(Work instructions) Print all of the data exactly.

(Input records)
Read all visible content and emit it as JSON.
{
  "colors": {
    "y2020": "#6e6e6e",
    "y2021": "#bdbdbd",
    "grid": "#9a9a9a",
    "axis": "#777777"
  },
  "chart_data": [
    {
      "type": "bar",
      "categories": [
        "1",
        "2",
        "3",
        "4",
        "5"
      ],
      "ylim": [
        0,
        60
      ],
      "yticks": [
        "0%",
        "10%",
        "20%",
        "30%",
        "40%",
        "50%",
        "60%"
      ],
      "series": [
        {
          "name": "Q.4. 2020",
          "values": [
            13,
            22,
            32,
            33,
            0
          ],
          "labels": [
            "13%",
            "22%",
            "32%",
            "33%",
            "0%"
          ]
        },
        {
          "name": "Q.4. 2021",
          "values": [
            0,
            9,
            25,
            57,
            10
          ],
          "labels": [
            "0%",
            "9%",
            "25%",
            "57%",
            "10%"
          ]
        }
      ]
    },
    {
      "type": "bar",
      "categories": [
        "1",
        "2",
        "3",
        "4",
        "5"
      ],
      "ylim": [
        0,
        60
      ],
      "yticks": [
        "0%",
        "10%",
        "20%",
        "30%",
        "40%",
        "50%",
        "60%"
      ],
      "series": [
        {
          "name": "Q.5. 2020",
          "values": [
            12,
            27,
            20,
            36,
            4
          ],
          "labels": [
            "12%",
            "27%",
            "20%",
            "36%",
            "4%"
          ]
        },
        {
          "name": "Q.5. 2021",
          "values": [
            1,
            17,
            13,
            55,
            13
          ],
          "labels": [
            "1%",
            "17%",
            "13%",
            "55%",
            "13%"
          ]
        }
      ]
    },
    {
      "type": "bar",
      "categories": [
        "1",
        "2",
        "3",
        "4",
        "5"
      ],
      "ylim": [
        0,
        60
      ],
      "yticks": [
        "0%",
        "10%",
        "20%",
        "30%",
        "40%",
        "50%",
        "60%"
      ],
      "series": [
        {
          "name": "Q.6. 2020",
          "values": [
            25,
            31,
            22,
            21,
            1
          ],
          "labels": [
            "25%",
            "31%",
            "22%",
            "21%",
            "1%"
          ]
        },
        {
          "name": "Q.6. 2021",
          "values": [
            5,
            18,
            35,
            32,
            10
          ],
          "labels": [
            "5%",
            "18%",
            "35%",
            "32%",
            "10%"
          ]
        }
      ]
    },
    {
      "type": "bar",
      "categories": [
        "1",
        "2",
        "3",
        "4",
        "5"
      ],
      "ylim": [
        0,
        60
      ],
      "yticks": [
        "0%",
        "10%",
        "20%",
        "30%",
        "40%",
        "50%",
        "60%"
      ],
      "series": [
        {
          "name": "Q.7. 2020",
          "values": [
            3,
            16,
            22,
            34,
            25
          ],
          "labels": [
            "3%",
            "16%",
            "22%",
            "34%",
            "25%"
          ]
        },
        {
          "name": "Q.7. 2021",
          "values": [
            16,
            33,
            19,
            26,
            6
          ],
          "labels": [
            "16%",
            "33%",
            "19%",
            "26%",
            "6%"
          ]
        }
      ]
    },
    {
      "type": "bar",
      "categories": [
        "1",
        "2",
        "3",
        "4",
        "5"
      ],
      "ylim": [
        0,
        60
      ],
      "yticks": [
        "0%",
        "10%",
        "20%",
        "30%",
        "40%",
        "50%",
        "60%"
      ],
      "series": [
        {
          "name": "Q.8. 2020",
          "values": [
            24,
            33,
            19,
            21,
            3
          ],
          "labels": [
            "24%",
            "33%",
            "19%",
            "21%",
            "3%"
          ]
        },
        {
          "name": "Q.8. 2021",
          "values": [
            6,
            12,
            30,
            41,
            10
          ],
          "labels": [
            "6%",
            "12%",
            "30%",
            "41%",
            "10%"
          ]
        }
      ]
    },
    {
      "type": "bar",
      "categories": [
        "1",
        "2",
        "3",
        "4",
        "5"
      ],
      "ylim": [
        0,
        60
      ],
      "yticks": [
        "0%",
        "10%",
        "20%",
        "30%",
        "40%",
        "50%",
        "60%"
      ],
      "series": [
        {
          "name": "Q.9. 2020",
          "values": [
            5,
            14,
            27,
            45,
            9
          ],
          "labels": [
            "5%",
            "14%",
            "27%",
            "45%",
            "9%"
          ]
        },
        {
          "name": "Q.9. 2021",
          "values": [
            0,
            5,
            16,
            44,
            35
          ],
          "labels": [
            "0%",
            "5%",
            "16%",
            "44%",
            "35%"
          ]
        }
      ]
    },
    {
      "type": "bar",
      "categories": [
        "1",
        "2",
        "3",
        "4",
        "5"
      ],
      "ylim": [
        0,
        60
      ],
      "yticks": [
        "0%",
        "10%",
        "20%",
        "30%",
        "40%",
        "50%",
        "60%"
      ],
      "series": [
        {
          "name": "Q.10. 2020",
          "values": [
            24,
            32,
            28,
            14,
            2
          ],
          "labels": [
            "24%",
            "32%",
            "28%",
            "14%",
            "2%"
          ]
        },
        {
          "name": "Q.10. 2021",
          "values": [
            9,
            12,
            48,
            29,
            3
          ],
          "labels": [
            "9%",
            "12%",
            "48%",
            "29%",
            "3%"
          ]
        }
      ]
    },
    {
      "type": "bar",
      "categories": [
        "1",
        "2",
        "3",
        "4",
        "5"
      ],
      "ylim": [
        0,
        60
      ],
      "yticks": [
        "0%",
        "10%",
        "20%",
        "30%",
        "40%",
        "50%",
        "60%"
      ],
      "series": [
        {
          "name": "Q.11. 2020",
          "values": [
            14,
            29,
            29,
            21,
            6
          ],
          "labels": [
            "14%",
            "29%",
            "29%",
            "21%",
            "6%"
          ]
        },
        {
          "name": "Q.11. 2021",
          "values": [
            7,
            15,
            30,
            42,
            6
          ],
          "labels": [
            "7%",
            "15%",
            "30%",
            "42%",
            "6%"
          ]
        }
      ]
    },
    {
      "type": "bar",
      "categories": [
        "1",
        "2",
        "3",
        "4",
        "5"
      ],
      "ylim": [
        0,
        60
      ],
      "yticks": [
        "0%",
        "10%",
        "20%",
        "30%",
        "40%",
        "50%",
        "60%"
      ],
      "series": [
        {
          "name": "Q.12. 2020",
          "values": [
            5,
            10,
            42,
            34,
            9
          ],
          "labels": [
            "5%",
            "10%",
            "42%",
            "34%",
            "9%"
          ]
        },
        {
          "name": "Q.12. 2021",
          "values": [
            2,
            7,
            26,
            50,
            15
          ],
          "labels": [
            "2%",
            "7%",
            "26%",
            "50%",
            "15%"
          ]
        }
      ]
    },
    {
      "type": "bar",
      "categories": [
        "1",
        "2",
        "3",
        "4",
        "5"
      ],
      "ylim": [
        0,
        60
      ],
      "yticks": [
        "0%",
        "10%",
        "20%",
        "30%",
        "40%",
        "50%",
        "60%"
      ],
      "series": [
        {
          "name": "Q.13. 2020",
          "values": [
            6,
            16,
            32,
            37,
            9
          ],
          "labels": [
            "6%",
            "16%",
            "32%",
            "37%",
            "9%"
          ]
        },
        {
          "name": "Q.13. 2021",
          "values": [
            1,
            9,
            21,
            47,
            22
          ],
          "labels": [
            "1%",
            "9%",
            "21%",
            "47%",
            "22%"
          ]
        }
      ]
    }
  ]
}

(In response)
Read all visible content and emit it as JSON.
{
  "colors": {
    "y2020": "#6e6e6e",
    "y2021": "#bdbdbd",
    "grid": "#9a9a9a",
    "axis": "#777777"
  },
  "chart_data": [
    {
      "type": "bar",
      "categories": [
        "1",
        "2",
        "3",
        "4",
        "5"
      ],
      "ylim": [
        0,
        60
      ],
      "yticks": [
        "0%",
        "10%",
        "20%",
        "30%",
        "40%",
        "50%",
        "60%"
      ],
      "series": [
        {
          "name": "Q.4. 2020",
          "values": [
            13,
            22,
            32,
            33,
            0
          ],
          "labels": [
            "13%",
            "22%",
            "32%",
            "33%",
            "0%"
          ]
        },
        {
          "name": "Q.4. 2021",
          "values": [
            0,
            9,
            25,
            57,
            10
          ],
          "labels": [
            "0%",
            "9%",
            "25%",
            "57%",
            "10%"
          ]
        }
      ]
    },
    {
      "type": "bar",
      "categories": [
        "1",
        "2",
        "3",
        "4",
        "5"
      ],
      "ylim": [
        0,
        60
      ],
      "yticks": [
        "0%",
        "10%",
        "20%",
        "30%",
        "40%",
        "50%",
        "60%"
      ],
      "series": [
        {
          "name": "Q.5. 2020",
          "values": [
            12,
            27,
            20,
            36,
            4
          ],
          "labels": [
            "12%",
            "27%",
            "20%",
            "36%",
            "4%"
          ]
        },
        {
          "name": "Q.5. 2021",
          "values": [
            1,
            17,
            13,
            55,
            13
          ],
          "labels": [
            "1%",
            "17%",
            "13%",
            "55%",
            "13%"
          ]
        }
      ]
    },
    {
      "type": "bar",
      "categories": [
        "1",
        "2",
        "3",
        "4",
        "5"
      ],
      "ylim": [
        0,
        60
      ],
      "yticks": [
        "0%",
        "10%",
        "20%",
        "30%",
        "40%",
        "50%",
        "60%"
      ],
      "series": [
        {
          "name": "Q.6. 2020",
          "values": [
            25,
            31,
            22,
            21,
            1
          ],
          "labels": [
            "25%",
            "31%",
            "22%",
            "21%",
            "1%"
          ]
        },
        {
          "name": "Q.6. 2021",
          "values": [
            5,
            18,
            35,
            32,
            10
          ],
          "labels": [
            "5%",
            "18%",
            "35%",
            "32%",
            "10%"
          ]
        }
      ]
    },
    {
      "type": "bar",
      "categories": [
        "1",
        "2",
        "3",
        "4",
        "5"
      ],
      "ylim": [
        0,
        60
      ],
      "yticks": [
        "0%",
        "10%",
        "20%",
        "30%",
        "40%",
        "50%",
        "60%"
      ],
      "series": [
        {
          "name": "Q.7. 2020",
          "values": [
            3,
            16,
            22,
            34,
            25
          ],
          "labels": [
            "3%",
            "16%",
            "22%",
            "34%",
            "25%"
          ]
        },
        {
          "name": "Q.7. 2021",
          "values": [
            16,
            33,
            19,
            26,
            6
          ],
          "labels": [
            "16%",
            "33%",
            "19%",
            "26%",
            "6%"
          ]
        }
      ]
    },
    {
      "type": "bar",
      "categories": [
        "1",
        "2",
        "3",
        "4",
        "5"
      ],
      "ylim": [
        0,
        60
      ],
      "yticks": [
        "0%",
        "10%",
        "20%",
        "30%",
        "40%",
        "50%",
        "60%"
      ],
      "series": [
        {
          "name": "Q.8. 2020",
          "values": [
            24,
            33,
            19,
            21,
            3
          ],
          "labels": [
            "24%",
            "33%",
            "19%",
            "21%",
            "3%"
          ]
        },
        {
          "name": "Q.8. 2021",
          "values": [
            6,
            12,
            30,
            41,
            10
          ],
          "labels": [
            "6%",
            "12%",
            "30%",
            "41%",
            "10%"
          ]
        }
      ]
    },
    {
      "type": "bar",
      "categories": [
        "1",
        "2",
        "3",
        "4",
        "5"
      ],
      "ylim": [
        0,
        60
      ],
      "yticks": [
        "0%",
        "10%",
        "20%",
        "30%",
        "40%",
        "50%",
        "60%"
      ],
      "series": [
        {
          "name": "Q.9. 2020",
          "values": [
            5,
            14,
            27,
            45,
            9
          ],
          "labels": [
            "5%",
            "14%",
            "27%",
            "45%",
            "9%"
          ]
        },
        {
          "name": "Q.9. 2021",
          "values": [
            0,
            5,
            16,
            44,
            35
          ],
          "labels": [
            "0%",
            "5%",
            "16%",
            "44%",
            "35%"
          ]
        }
      ]
    },
    {
      "type": "bar",
      "categories": [
        "1",
        "2",
        "3",
        "4",
        "5"
      ],
      "ylim": [
        0,
        60
      ],
      "yticks": [
        "0%",
        "10%",
        "20%",
        "30%",
        "40%",
        "50%",
        "60%"
      ],
      "series": [
        {
          "name": "Q.10. 2020",
          "values": [
            24,
            32,
            28,
            14,
            2
          ],
          "labels": [
            "24%",
            "32%",
            "28%",
            "14%",
            "2%"
          ]
        },
        {
          "name": "Q.10. 2021",
          "values": [
            9,
            12,
            48,
            29,
            3
          ],
          "labels": [
            "9%",
            "12%",
            "48%",
            "29%",
            "3%"
          ]
        }
      ]
    },
    {
      "type": "bar",
      "categories": [
        "1",
        "2",
        "3",
        "4",
        "5"
      ],
      "ylim": [
        0,
        60
      ],
      "yticks": [
        "0%",
        "10%",
        "20%",
        "30%",
        "40%",
        "50%",
        "60%"
      ],
      "series": [
        {
          "name": "Q.11. 2020",
          "values": [
            14,
            29,
            29,
            21,
            6
          ],
          "labels": [
            "14%",
            "29%",
            "29%",
            "21%",
            "6%"
          ]
        },
        {
          "name": "Q.11. 2021",
          "values": [
            7,
            15,
            30,
            42,
            6
          ],
          "labels": [
            "7%",
            "15%",
            "30%",
            "42%",
            "6%"
          ]
        }
      ]
    },
    {
      "type": "bar",
      "categories": [
        "1",
        "2",
        "3",
        "4",
        "5"
      ],
      "ylim": [
        0,
        60
      ],
      "yticks": [
        "0%",
        "10%",
        "20%",
        "30%",
        "40%",
        "50%",
        "60%"
      ],
      "series": [
        {
          "name": "Q.12. 2020",
          "values": [
            5,
            10,
            42,
            34,
            9
          ],
          "labels": [
            "5%",
            "10%",
            "42%",
            "34%",
            "9%"
          ]
        },
        {
          "name": "Q.12. 2021",
          "values": [
            2,
            7,
            26,
            50,
            15
          ],
          "labels": [
            "2%",
            "7%",
            "26%",
            "50%",
            "15%"
          ]
        }
      ]
    },
    {
      "type": "bar",
      "categories": [
        "1",
        "2",
        "3",
        "4",
        "5"
      ],
      "ylim": [
        0,
        60
      ],
      "yticks": [
        "0%",
        "10%",
        "20%",
        "30%",
        "40%",
        "50%",
        "60%"
      ],
      "series": [
        {
          "name": "Q.13. 2020",
          "values": [
            6,
            16,
            32,
            37,
            9
          ],
          "labels": [
            "6%",
            "16%",
            "32%",
            "37%",
            "9%"
          ]
        },
        {
          "name": "Q.13. 2021",
          "values": [
            1,
            9,
            21,
            47,
            22
          ],
          "labels": [
            "1%",
            "9%",
            "21%",
            "47%",
            "22%"
          ]
        }
      ]
    }
  ]
}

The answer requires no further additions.